>> Start Entries supplied

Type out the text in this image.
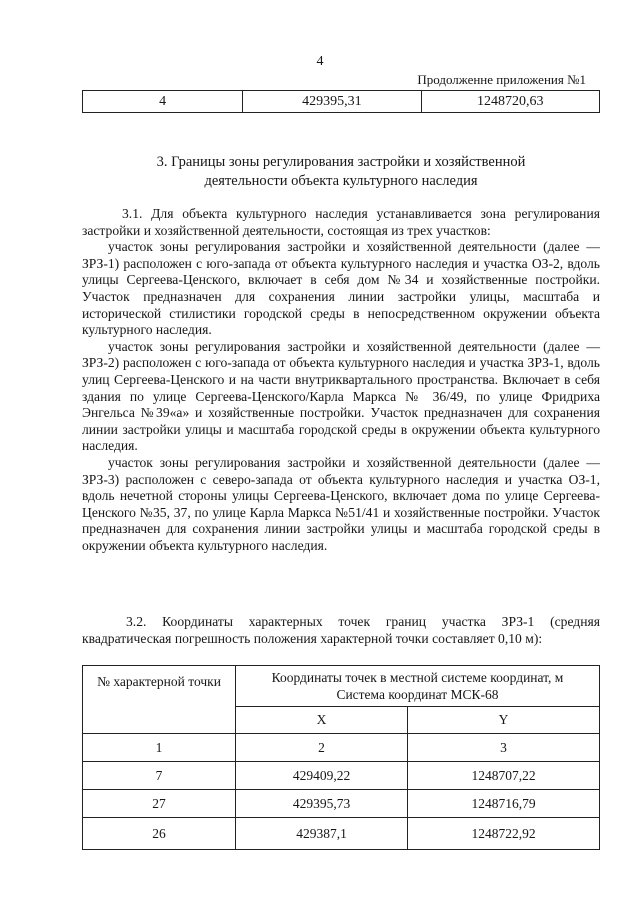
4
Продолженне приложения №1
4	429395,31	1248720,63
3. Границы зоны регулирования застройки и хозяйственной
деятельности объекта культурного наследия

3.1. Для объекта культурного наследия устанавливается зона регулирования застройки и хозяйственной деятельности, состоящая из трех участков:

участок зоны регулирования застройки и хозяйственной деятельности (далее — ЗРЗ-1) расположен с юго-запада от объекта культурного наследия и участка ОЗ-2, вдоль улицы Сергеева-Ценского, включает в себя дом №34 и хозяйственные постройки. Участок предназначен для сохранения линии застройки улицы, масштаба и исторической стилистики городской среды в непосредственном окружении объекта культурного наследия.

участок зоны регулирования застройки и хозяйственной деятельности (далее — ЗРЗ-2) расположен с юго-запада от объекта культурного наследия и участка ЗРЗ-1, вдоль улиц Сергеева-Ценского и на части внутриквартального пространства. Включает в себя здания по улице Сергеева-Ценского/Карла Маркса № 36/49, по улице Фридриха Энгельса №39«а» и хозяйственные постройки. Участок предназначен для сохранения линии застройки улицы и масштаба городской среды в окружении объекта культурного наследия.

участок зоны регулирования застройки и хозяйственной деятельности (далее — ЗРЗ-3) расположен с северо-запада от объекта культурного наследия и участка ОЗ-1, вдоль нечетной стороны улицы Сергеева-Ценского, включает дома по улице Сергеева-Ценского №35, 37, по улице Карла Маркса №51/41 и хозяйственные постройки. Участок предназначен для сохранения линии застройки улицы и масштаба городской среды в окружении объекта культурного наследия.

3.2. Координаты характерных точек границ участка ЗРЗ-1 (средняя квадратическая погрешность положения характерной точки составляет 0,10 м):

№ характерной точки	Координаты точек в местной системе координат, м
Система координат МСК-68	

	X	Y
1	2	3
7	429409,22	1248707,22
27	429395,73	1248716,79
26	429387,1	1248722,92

>> End Entries supplied
>> Start Entries supplied

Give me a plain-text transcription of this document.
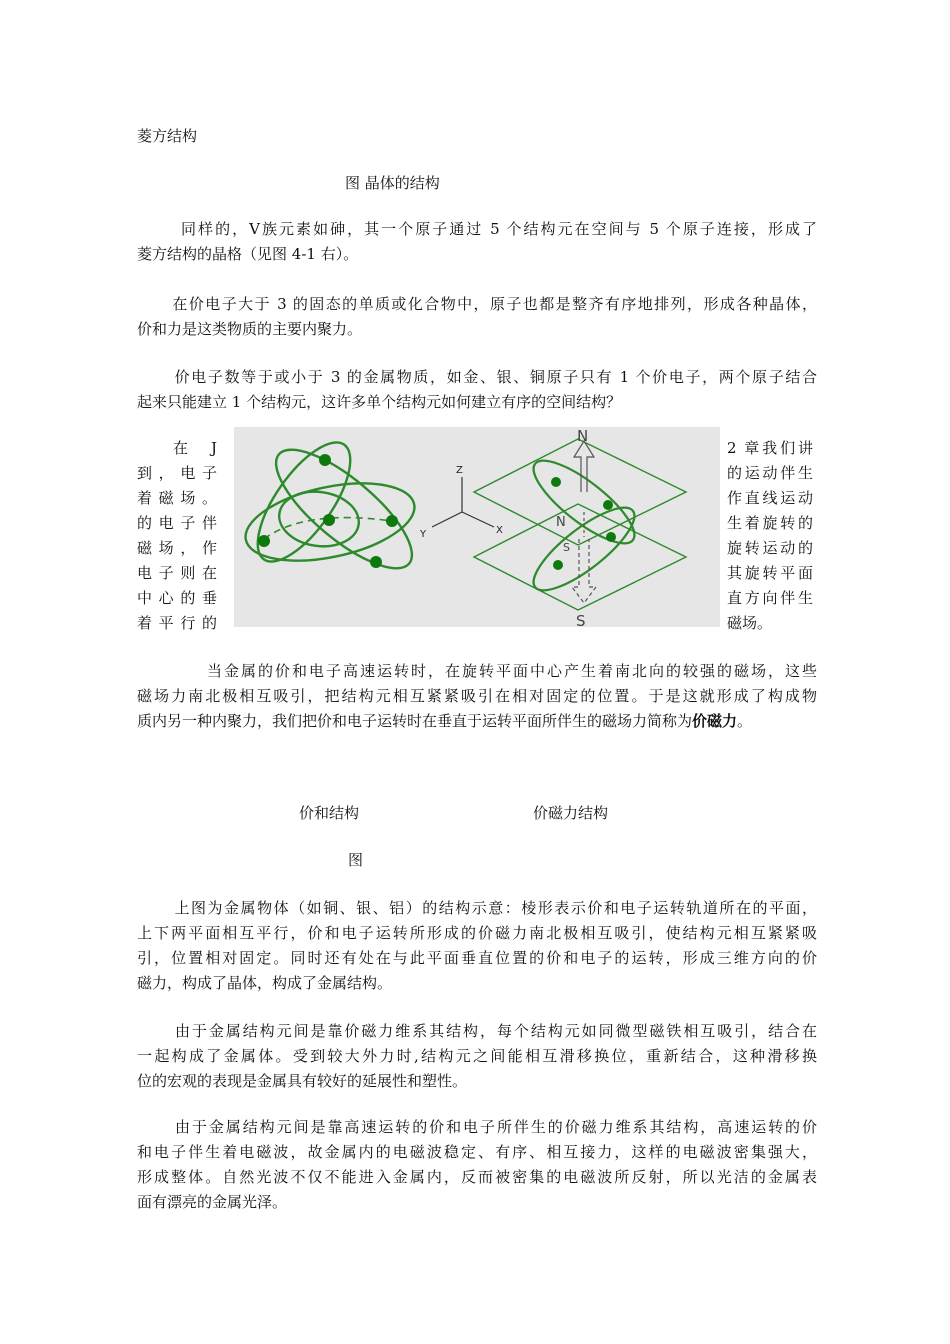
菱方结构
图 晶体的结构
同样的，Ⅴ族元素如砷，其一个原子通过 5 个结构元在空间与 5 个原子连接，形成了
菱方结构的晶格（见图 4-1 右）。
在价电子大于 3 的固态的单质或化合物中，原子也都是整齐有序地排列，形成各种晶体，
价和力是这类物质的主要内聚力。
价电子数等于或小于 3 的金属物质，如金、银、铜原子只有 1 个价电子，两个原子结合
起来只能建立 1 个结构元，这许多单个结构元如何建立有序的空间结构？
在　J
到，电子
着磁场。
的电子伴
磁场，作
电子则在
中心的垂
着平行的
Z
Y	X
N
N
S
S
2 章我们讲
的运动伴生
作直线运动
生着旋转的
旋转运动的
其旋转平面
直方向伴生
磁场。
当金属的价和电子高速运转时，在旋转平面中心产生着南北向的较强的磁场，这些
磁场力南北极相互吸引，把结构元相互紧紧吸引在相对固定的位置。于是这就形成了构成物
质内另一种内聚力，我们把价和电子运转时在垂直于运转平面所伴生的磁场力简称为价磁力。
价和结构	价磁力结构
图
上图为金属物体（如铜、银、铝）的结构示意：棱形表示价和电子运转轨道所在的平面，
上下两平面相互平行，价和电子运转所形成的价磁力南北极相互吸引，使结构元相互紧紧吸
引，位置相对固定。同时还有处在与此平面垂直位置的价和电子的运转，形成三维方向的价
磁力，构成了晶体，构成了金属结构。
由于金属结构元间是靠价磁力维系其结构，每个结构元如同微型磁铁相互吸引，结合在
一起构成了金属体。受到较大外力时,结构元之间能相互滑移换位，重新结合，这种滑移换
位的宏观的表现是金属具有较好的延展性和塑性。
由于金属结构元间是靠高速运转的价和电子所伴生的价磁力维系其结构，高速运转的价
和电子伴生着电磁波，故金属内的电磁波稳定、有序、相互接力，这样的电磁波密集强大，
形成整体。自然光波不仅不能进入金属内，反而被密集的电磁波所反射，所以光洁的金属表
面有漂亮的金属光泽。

>> End Entries supplied

_Stated problem_
Which lines in the listing above hold the word "регулирования"? Show each of them.

_Exercise answer_
3. Границы зоны регулирования застройки и хозяйственной
3.1. Для объекта культурного наследия устанавливается зона регулирования застройки и хозяйственной деятельности, состоящая из трех участков:
участок зоны регулирования застройки и хозяйственной деятельности (далее — ЗРЗ-1) расположен с юго-запада от объекта культурного наследия и участка ОЗ-2, вдоль улицы Сергеева-Ценского, включает в себя дом №34 и хозяйственные постройки. Участок предназначен для сохранения линии застройки улицы, масштаба и исторической стилистики городской среды в непосредственном окружении объекта культурного наследия.
участок зоны регулирования застройки и хозяйственной деятельности (далее — ЗРЗ-2) расположен с юго-запада от объекта культурного наследия и участка ЗРЗ-1, вдоль улиц Сергеева-Ценского и на части внутриквартального пространства. Включает в себя здания по улице Сергеева-Ценского/Карла Маркса № 36/49, по улице Фридриха Энгельса №39«а» и хозяйственные постройки. Участок предназначен для сохранения линии застройки улицы и масштаба городской среды в окружении объекта культурного наследия.
участок зоны регулирования застройки и хозяйственной деятельности (далее — ЗРЗ-3) расположен с северо-запада от объекта культурного наследия и участка ОЗ-1, вдоль нечетной стороны улицы Сергеева-Ценского, включает дома по улице Сергеева-Ценского №35, 37, по улице Карла Маркса №51/41 и хозяйственные постройки. Участок предназначен для сохранения линии застройки улицы и масштаба городской среды в окружении объекта культурного наследия.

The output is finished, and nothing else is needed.